• SOURCE
From the series: Differential Equations and Linear Algebra

*
Gilbert Strang, Massachusetts Institute of Technology (MIT)
*

For the oscillation equation with no damping and no forcing, all solutions share the same natural frequency.

OK, it's time to move on to second order equations. First order equations, we've done pretty carefully. Second order equations are a step harder. But they come up in nature, they come in every application, because they include an acceleration, a second derivative.

OK, so this would be a second order equation, because of that second derivative. I'm often going to have constant a, b, and c. We have enough difficulties to it without allowing those to change. So a, b, c constants, and doing the null solution to start with. Later, there'll be a forcing term on the right-hand side. But today, for this video, null solutions.

And the point is, now, what's new is that there are two null solutions. So y null will be a combination of e-- and they're both exponentials. Having constant coefficients there means exponentials in the solution. So e to the sum exponent, and another one to a, hopefully, different exponent. Sometimes if s1 equals s2, that'll be a special case and we'll have a slight change. But this is typical.

So we have two constants, c1 and c2, in the null solutions. And we need two initial conditions to determine those constants.

So previously, for a first order equation, we were given y of 0. Now, when we have acceleration, we give the initial velocity, y prime of 0. May I use prime as a shorthand for derivative? y prime of 0 is dydt, at 0.

So two condition will, at the right time, determine those two constants. And just to say again, so second derivative will be y double prime. And that represents, in physics, it represents acceleration-- change in velocity, change in y prime, is y double prime.

• PROBLEMS TO SOLVE
1. Translate this sentence from the lecture on second order equations into Spanish: "So we have two constants, c1 and c2, in the null solutions."
2. Write a continuation of the lecture on second order equations, picking up after its last sentence.

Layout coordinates
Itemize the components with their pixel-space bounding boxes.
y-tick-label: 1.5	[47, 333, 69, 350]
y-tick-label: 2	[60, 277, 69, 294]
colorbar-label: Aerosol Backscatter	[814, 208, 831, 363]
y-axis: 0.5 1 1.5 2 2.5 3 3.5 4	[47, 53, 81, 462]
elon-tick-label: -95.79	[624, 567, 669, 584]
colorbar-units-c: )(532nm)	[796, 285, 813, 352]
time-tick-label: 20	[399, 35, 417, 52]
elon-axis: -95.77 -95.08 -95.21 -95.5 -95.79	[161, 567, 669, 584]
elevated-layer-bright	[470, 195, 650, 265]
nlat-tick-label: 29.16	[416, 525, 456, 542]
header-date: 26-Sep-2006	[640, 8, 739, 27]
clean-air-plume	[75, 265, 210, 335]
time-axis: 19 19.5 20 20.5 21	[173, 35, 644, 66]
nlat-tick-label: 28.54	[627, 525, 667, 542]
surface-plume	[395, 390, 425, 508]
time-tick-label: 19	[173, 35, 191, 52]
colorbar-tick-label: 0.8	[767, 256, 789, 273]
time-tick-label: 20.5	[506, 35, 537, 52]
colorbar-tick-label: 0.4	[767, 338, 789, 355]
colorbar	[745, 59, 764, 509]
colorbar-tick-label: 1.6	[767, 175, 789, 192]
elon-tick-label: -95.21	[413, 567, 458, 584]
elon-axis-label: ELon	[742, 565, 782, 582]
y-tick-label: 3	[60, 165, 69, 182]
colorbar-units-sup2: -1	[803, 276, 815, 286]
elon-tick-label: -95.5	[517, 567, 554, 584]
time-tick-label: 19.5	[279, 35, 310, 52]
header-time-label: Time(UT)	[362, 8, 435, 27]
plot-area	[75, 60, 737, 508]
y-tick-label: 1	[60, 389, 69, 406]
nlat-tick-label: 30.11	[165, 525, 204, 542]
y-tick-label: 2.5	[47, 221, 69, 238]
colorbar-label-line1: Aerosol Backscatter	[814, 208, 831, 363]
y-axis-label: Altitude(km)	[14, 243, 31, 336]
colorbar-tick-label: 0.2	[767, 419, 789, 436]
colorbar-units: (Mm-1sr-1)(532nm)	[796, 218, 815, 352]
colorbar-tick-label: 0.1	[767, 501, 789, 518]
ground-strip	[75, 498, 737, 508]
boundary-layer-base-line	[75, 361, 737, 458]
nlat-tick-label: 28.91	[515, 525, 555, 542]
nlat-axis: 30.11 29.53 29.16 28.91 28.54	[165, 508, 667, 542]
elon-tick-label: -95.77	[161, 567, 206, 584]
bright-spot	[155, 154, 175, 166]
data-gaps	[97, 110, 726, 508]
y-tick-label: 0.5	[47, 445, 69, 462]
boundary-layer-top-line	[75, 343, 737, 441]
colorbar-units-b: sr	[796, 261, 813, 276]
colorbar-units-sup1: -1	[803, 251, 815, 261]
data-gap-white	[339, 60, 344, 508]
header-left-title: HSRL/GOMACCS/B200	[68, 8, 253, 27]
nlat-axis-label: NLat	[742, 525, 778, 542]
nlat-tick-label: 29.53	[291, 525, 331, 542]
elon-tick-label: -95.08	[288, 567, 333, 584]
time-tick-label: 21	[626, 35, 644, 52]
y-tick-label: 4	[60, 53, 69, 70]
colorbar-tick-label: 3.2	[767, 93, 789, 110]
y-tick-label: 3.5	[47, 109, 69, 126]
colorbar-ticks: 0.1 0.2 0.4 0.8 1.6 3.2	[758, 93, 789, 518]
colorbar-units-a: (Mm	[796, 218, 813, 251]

• THE REPLIES
1. Así que tenemos dos constantes, c1 y c2, en las soluciones nulas.

2.
And in a graph of a function, y double prime shows up in bending of the graph. Because bending is a change in slope. Bending is a change in the slope. And the slope is y prime, the first derivative. So to measure changes in y prime, which will bend the graph, my chalk would be a tangent line. But if that changes, that gives us a y double prime, a second derivative.

OK, so I'm ready for some examples. And the first example-- the most basic equation of motion in physics and engineering, I would say-- it's called harmonic motion. And b is 0, that's the key point. b is 0.

It's Newton's law. And so a will be the mass m. y double prime, second derivative. b is 0. Later, b will be a damping term, a friction term, a resistance term. But let's have that 0. So we're going to have perpetual motion, here. Plus the force-- so this is Newton's law. ma is f, f equal ma. The force is proportional-- with a minus sign, so it's going to come on this side as a plus-- proportional to y. There's the equation.

No y prime term. my double prime, plus ky equals 0. Starting from an initial position, and an initial velocity, it's like a spring going up and down, or a clock pendulum going back and forth. And we'll see it, so it's going to be-- well, we want to solve that equation.

So do we see solutions to that? So if m and k were 1, suppose m and k were 1. I'm looking for a second derivative plus the function is 0. Second derivative is minus the function. I immediately think of sine t, and cosine t. Sines and cosines, because the second derivative-- the first derivative of a sine is cosine. The second derivative is minus the sine. It gives us the minus sign here, the plus sign there, 0. So the special solutions here are y is-- this is the null. I'm finding the null solution. Is, let me call them c1 times a cosine.

And now I have to figure out the cosine of what? I want the cosine to satisfy, to be a null solution, satisfy my equation. Let me put it in. If there's a square root of k over mt.

And you have to see that if I take two derivatives of the cosine, that will produce minus the cosine, which I want. And because of that, the chain will bring out this square root twice. So it will bring out the factor k over m for y double prime. And that factor, k over m, the m's will cancel and I'll have the k that matches that k. It's a solution.

And the other solution is just like it. It's the sine. Sine of this square root of k over m, t. That's worth putting a box around. That's what I mean by free harmonic motion. Something is just oscillating. In rotation problems, something is just going around a circle at a constant speed.

And notice, these are not the same as those. Cosines are related to exponentials, but not identical. So I could write the answer this way, using cosine and sine. Or as you'll see, I can write the same formula using exponentials, complex exponentials. Everybody remembers the big formula that allows complex numbers in here is Euler's formula, that the exponential of i omega t is the cosine plus i times the sine of omega t. I'll write it again.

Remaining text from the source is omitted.